Stored data
/---

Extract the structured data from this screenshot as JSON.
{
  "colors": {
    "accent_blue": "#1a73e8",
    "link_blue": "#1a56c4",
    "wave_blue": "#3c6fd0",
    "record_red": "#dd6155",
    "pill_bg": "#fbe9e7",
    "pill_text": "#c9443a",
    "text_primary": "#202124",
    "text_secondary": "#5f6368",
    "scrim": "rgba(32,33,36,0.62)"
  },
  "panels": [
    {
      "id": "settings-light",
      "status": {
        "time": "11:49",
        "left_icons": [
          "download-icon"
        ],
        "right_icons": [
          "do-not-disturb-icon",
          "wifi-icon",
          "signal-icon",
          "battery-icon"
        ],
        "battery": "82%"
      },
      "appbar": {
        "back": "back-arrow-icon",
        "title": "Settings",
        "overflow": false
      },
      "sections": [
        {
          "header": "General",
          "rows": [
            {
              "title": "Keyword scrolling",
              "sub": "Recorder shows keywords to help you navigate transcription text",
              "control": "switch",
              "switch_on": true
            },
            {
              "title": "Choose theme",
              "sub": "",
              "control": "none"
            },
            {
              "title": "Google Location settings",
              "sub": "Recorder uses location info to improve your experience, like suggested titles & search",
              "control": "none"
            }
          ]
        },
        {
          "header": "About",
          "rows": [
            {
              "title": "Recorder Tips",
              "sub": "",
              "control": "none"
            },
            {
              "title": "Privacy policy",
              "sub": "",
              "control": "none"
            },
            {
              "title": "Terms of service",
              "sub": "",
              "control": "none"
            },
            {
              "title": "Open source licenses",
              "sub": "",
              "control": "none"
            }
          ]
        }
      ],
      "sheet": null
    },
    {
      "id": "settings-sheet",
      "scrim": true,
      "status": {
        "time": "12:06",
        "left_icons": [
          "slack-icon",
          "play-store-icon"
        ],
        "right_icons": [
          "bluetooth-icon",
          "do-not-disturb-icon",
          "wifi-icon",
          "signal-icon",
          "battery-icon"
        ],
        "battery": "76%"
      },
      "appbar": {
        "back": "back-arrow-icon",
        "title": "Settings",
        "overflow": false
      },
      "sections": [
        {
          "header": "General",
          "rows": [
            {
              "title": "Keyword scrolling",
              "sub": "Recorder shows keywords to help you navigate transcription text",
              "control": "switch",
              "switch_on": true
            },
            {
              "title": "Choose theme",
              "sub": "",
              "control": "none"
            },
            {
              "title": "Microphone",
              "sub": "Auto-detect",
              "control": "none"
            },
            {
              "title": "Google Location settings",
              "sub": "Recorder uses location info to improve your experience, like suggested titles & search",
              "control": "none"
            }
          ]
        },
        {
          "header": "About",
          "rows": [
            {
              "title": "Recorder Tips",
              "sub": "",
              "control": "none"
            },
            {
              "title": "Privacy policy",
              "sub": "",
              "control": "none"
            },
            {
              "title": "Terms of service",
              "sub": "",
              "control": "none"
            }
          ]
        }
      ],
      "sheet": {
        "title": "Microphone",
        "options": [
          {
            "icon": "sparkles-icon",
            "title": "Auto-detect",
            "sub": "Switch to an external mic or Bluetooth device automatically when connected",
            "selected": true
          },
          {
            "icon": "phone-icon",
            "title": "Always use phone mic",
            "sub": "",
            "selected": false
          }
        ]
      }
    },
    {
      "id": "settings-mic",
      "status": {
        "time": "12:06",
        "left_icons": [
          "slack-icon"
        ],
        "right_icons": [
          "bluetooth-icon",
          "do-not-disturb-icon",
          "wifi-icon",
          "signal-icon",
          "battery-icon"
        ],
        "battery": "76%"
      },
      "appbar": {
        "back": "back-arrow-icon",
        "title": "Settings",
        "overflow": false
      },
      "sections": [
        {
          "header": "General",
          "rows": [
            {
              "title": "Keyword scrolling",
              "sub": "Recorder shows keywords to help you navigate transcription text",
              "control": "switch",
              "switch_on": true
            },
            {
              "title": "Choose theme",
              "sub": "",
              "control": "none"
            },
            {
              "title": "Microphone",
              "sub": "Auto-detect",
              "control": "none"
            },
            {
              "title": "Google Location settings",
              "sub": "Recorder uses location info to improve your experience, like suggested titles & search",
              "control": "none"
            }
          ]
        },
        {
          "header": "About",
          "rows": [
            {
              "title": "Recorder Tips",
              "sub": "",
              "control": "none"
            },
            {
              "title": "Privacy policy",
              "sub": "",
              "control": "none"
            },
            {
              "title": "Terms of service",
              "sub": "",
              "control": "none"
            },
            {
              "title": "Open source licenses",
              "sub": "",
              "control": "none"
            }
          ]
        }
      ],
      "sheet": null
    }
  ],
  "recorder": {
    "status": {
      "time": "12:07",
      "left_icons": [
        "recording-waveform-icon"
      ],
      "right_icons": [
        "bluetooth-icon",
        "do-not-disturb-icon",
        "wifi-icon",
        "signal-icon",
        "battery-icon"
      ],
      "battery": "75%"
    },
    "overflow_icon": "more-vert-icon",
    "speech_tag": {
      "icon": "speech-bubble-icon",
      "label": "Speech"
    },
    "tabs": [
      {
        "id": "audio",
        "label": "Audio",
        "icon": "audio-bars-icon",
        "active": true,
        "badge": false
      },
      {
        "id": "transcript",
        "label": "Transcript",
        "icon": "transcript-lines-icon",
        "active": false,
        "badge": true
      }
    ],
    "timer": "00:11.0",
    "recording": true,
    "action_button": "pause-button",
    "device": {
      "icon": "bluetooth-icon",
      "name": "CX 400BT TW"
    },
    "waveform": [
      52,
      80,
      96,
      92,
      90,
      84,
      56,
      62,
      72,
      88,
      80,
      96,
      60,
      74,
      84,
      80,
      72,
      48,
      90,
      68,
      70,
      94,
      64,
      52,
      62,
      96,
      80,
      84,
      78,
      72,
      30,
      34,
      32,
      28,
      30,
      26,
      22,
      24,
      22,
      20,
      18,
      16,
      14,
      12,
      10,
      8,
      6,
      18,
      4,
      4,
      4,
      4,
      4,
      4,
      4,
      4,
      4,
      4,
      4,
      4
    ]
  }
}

\---

▸ **EXERCISE OBJECTIVE**
Repeat every record, keeping each word and mark exactly as it is.

▸ **RIGHT ANSWER**
Extract the structured data from this screenshot as JSON.
{
  "colors": {
    "accent_blue": "#1a73e8",
    "link_blue": "#1a56c4",
    "wave_blue": "#3c6fd0",
    "record_red": "#dd6155",
    "pill_bg": "#fbe9e7",
    "pill_text": "#c9443a",
    "text_primary": "#202124",
    "text_secondary": "#5f6368",
    "scrim": "rgba(32,33,36,0.62)"
  },
  "panels": [
    {
      "id": "settings-light",
      "status": {
        "time": "11:49",
        "left_icons": [
          "download-icon"
        ],
        "right_icons": [
          "do-not-disturb-icon",
          "wifi-icon",
          "signal-icon",
          "battery-icon"
        ],
        "battery": "82%"
      },
      "appbar": {
        "back": "back-arrow-icon",
        "title": "Settings",
        "overflow": false
      },
      "sections": [
        {
          "header": "General",
          "rows": [
            {
              "title": "Keyword scrolling",
              "sub": "Recorder shows keywords to help you navigate transcription text",
              "control": "switch",
              "switch_on": true
            },
            {
              "title": "Choose theme",
              "sub": "",
              "control": "none"
            },
            {
              "title": "Google Location settings",
              "sub": "Recorder uses location info to improve your experience, like suggested titles & search",
              "control": "none"
            }
          ]
        },
        {
          "header": "About",
          "rows": [
            {
              "title": "Recorder Tips",
              "sub": "",
              "control": "none"
            },
            {
              "title": "Privacy policy",
              "sub": "",
              "control": "none"
            },
            {
              "title": "Terms of service",
              "sub": "",
              "control": "none"
            },
            {
              "title": "Open source licenses",
              "sub": "",
              "control": "none"
            }
          ]
        }
      ],
      "sheet": null
    },
    {
      "id": "settings-sheet",
      "scrim": true,
      "status": {
        "time": "12:06",
        "left_icons": [
          "slack-icon",
          "play-store-icon"
        ],
        "right_icons": [
          "bluetooth-icon",
          "do-not-disturb-icon",
          "wifi-icon",
          "signal-icon",
          "battery-icon"
        ],
        "battery": "76%"
      },
      "appbar": {
        "back": "back-arrow-icon",
        "title": "Settings",
        "overflow": false
      },
      "sections": [
        {
          "header": "General",
          "rows": [
            {
              "title": "Keyword scrolling",
              "sub": "Recorder shows keywords to help you navigate transcription text",
              "control": "switch",
              "switch_on": true
            },
            {
              "title": "Choose theme",
              "sub": "",
              "control": "none"
            },
            {
              "title": "Microphone",
              "sub": "Auto-detect",
              "control": "none"
            },
            {
              "title": "Google Location settings",
              "sub": "Recorder uses location info to improve your experience, like suggested titles & search",
              "control": "none"
            }
          ]
        },
        {
          "header": "About",
          "rows": [
            {
              "title": "Recorder Tips",
              "sub": "",
              "control": "none"
            },
            {
              "title": "Privacy policy",
              "sub": "",
              "control": "none"
            },
            {
              "title": "Terms of service",
              "sub": "",
              "control": "none"
            }
          ]
        }
      ],
      "sheet": {
        "title": "Microphone",
        "options": [
          {
            "icon": "sparkles-icon",
            "title": "Auto-detect",
            "sub": "Switch to an external mic or Bluetooth device automatically when connected",
            "selected": true
          },
          {
            "icon": "phone-icon",
            "title": "Always use phone mic",
            "sub": "",
            "selected": false
          }
        ]
      }
    },
    {
      "id": "settings-mic",
      "status": {
        "time": "12:06",
        "left_icons": [
          "slack-icon"
        ],
        "right_icons": [
          "bluetooth-icon",
          "do-not-disturb-icon",
          "wifi-icon",
          "signal-icon",
          "battery-icon"
        ],
        "battery": "76%"
      },
      "appbar": {
        "back": "back-arrow-icon",
        "title": "Settings",
        "overflow": false
      },
      "sections": [
        {
          "header": "General",
          "rows": [
            {
              "title": "Keyword scrolling",
              "sub": "Recorder shows keywords to help you navigate transcription text",
              "control": "switch",
              "switch_on": true
            },
            {
              "title": "Choose theme",
              "sub": "",
              "control": "none"
            },
            {
              "title": "Microphone",
              "sub": "Auto-detect",
              "control": "none"
            },
            {
              "title": "Google Location settings",
              "sub": "Recorder uses location info to improve your experience, like suggested titles & search",
              "control": "none"
            }
          ]
        },
        {
          "header": "About",
          "rows": [
            {
              "title": "Recorder Tips",
              "sub": "",
              "control": "none"
            },
            {
              "title": "Privacy policy",
              "sub": "",
              "control": "none"
            },
            {
              "title": "Terms of service",
              "sub": "",
              "control": "none"
            },
            {
              "title": "Open source licenses",
              "sub": "",
              "control": "none"
            }
          ]
        }
      ],
      "sheet": null
    }
  ],
  "recorder": {
    "status": {
      "time": "12:07",
      "left_icons": [
        "recording-waveform-icon"
      ],
      "right_icons": [
        "bluetooth-icon",
        "do-not-disturb-icon",
        "wifi-icon",
        "signal-icon",
        "battery-icon"
      ],
      "battery": "75%"
    },
    "overflow_icon": "more-vert-icon",
    "speech_tag": {
      "icon": "speech-bubble-icon",
      "label": "Speech"
    },
    "tabs": [
      {
        "id": "audio",
        "label": "Audio",
        "icon": "audio-bars-icon",
        "active": true,
        "badge": false
      },
      {
        "id": "transcript",
        "label": "Transcript",
        "icon": "transcript-lines-icon",
        "active": false,
        "badge": true
      }
    ],
    "timer": "00:11.0",
    "recording": true,
    "action_button": "pause-button",
    "device": {
      "icon": "bluetooth-icon",
      "name": "CX 400BT TW"
    },
    "waveform": [
      52,
      80,
      96,
      92,
      90,
      84,
      56,
      62,
      72,
      88,
      80,
      96,
      60,
      74,
      84,
      80,
      72,
      48,
      90,
      68,
      70,
      94,
      64,
      52,
      62,
      96,
      80,
      84,
      78,
      72,
      30,
      34,
      32,
      28,
      30,
      26,
      22,
      24,
      22,
      20,
      18,
      16,
      14,
      12,
      10,
      8,
      6,
      18,
      4,
      4,
      4,
      4,
      4,
      4,
      4,
      4,
      4,
      4,
      4,
      4
    ]
  }
}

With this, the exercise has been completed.